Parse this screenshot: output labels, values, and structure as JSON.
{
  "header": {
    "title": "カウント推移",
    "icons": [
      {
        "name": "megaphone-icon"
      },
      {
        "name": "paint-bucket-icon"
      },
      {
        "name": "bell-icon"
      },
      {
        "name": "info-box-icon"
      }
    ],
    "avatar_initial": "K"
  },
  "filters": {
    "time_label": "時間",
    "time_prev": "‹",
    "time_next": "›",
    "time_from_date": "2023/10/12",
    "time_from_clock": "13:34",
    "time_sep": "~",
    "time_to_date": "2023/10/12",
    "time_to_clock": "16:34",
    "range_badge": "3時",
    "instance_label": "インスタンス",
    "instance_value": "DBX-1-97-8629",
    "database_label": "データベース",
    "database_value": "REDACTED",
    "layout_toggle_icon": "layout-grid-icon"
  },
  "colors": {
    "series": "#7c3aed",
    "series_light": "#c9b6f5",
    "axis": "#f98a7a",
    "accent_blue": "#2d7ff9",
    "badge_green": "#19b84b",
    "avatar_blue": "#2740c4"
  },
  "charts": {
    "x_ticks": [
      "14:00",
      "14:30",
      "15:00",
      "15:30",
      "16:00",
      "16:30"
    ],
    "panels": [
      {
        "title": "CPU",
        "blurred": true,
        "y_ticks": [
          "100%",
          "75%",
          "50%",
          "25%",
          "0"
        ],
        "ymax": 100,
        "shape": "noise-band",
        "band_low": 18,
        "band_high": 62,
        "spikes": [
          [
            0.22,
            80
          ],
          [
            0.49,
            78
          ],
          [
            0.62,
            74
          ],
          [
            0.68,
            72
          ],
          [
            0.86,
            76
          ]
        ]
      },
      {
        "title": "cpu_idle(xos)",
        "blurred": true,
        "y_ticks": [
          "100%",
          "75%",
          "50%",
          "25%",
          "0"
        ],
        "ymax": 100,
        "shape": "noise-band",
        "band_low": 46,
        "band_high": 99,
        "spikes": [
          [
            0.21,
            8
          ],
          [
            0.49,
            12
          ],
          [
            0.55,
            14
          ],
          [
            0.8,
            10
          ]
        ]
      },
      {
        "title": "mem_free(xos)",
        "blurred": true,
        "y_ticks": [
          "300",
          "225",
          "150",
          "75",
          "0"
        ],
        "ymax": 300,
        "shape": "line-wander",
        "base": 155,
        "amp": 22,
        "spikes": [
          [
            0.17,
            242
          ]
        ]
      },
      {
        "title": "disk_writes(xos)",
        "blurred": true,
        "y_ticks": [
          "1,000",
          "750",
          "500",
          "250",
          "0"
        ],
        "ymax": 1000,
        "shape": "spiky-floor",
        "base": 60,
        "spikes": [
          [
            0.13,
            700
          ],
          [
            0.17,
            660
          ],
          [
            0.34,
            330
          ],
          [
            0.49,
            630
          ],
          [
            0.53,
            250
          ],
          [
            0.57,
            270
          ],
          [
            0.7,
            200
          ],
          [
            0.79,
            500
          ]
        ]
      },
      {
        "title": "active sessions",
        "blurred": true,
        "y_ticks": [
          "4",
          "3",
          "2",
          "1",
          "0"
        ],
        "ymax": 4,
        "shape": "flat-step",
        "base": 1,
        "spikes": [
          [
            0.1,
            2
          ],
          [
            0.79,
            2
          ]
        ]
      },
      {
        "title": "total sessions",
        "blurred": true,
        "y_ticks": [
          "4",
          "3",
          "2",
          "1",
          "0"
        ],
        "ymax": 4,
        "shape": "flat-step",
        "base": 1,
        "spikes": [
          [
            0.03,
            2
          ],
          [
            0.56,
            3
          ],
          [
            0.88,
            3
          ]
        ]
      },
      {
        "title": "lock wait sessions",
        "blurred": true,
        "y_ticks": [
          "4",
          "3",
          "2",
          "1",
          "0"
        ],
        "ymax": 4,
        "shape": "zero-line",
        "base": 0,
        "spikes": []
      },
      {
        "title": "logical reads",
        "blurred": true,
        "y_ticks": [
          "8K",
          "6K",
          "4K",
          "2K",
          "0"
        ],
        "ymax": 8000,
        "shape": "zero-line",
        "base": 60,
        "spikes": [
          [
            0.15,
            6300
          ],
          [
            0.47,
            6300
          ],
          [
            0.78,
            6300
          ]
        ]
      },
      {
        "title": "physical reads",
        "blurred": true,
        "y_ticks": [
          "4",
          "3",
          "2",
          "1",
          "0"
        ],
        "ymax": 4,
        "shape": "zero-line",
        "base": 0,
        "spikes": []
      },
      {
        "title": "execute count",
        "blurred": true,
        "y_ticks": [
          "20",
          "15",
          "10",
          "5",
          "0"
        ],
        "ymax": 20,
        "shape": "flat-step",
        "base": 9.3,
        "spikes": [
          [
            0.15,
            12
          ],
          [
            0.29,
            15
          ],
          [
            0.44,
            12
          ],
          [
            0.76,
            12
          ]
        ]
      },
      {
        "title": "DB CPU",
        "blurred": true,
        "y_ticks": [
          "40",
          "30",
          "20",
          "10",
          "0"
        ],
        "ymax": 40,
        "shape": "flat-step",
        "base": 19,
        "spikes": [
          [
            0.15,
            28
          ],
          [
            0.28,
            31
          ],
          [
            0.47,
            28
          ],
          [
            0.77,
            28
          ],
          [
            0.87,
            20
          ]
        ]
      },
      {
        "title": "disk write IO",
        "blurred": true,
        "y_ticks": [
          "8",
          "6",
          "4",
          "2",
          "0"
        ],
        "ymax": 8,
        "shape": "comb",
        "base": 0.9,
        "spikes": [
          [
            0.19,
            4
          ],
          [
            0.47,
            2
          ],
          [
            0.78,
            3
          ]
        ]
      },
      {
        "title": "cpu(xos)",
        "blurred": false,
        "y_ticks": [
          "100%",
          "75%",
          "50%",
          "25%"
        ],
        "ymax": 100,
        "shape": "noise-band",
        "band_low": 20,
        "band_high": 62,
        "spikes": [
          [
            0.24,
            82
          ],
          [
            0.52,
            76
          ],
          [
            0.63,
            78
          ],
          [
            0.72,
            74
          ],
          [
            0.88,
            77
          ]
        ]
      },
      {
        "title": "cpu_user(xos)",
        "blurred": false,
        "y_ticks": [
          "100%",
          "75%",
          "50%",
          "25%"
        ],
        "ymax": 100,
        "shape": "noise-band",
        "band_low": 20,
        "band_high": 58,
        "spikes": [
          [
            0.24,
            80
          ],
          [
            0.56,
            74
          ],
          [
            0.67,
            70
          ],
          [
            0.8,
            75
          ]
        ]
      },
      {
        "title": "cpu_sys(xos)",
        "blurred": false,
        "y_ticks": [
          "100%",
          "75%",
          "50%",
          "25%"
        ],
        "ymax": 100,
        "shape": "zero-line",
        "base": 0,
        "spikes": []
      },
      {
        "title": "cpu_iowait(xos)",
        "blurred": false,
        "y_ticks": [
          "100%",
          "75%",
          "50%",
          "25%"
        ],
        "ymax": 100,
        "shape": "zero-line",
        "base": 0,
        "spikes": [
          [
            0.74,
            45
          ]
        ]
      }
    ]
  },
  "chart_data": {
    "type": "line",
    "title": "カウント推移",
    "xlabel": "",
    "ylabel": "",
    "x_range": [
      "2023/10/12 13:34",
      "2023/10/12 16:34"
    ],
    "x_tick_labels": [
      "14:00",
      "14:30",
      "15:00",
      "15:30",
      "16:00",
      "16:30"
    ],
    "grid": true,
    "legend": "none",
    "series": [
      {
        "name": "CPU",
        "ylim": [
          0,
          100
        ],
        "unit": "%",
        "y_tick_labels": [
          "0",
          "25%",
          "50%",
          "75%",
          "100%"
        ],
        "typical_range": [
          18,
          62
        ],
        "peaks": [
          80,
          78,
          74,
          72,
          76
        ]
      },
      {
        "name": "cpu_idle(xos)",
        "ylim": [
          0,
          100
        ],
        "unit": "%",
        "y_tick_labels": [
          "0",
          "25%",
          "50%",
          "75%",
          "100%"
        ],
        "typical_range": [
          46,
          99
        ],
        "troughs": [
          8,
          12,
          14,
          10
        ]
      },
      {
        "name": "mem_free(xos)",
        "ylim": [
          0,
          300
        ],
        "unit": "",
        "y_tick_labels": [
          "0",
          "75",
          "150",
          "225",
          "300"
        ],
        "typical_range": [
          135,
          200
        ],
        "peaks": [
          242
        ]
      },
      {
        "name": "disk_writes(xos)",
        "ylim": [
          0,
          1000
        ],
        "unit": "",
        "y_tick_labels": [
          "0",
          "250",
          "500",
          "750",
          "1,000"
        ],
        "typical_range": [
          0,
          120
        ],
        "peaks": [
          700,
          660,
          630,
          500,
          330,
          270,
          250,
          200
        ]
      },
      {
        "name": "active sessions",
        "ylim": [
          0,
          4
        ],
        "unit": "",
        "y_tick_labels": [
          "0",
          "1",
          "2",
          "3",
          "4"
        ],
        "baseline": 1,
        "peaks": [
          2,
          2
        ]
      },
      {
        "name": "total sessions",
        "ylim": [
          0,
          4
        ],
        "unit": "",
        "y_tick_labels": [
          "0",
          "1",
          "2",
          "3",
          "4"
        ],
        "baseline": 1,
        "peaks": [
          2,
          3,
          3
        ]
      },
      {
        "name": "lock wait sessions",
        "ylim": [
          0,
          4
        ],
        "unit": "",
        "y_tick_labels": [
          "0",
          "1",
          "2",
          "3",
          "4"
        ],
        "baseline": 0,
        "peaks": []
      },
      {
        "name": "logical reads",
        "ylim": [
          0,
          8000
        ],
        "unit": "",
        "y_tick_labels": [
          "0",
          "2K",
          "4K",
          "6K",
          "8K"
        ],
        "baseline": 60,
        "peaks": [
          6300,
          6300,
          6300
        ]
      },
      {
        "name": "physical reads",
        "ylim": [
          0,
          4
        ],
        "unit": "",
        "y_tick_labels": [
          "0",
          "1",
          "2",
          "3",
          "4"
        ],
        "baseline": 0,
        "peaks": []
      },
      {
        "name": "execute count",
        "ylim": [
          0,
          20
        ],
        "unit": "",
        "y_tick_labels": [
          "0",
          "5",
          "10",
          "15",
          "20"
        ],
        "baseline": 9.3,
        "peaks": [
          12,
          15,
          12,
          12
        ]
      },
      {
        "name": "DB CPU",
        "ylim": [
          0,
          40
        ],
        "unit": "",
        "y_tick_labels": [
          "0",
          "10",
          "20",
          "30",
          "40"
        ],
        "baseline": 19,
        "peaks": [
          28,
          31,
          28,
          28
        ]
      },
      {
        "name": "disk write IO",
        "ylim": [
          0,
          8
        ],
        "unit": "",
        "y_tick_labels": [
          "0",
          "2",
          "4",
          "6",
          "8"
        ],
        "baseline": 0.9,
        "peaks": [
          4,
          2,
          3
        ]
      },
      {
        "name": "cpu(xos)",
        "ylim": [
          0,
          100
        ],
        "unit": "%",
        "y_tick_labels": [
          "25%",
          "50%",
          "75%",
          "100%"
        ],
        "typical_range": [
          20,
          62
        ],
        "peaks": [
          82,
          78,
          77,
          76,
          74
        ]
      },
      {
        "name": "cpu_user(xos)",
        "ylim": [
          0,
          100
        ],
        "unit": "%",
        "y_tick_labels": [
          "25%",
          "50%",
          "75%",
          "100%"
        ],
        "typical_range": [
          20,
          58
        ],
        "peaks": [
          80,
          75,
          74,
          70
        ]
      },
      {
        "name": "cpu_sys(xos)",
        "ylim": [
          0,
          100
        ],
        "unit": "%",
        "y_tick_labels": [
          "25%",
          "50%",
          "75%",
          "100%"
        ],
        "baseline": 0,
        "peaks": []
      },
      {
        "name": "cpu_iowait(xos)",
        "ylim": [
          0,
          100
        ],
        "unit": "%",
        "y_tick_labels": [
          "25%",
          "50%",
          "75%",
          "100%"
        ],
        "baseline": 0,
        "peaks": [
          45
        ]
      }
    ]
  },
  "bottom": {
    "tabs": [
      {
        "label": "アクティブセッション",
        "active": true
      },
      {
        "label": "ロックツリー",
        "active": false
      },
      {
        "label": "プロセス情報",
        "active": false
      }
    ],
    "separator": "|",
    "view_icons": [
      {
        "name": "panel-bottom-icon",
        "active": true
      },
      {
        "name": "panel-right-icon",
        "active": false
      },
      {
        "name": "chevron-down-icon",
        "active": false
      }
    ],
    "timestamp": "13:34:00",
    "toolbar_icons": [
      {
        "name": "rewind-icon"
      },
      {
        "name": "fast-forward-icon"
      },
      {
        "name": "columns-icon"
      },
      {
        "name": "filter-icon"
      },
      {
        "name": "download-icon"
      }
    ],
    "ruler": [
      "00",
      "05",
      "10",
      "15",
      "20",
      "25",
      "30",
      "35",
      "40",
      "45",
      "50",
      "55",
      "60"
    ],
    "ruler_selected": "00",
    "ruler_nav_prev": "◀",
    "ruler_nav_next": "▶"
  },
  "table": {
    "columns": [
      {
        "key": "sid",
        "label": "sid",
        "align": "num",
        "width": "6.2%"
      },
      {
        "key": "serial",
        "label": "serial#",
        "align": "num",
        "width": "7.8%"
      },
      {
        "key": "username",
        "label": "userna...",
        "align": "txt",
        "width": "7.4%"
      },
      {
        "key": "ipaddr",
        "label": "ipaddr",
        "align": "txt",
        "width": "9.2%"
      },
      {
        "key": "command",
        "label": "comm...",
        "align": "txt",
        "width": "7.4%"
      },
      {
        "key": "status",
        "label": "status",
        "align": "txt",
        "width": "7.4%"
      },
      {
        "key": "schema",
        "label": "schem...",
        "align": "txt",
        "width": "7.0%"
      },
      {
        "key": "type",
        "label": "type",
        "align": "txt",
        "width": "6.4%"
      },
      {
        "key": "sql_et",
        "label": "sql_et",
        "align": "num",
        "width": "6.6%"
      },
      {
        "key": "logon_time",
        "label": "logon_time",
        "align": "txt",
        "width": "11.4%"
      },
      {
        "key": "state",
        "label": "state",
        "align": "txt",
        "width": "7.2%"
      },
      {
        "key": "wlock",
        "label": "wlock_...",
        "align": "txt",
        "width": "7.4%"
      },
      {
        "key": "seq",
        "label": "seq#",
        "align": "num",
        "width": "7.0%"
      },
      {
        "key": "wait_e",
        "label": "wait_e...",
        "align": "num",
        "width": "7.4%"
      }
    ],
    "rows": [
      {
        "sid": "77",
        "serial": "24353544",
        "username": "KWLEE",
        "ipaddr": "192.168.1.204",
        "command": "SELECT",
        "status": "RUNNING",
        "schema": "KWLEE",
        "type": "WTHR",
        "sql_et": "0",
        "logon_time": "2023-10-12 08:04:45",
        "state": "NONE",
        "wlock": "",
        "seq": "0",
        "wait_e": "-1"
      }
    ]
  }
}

§ WHAT IS NEEDED: Of the lines in the records, determine how many contain the word "physical", and report that number alone.

§ FULL SOLUTION: 2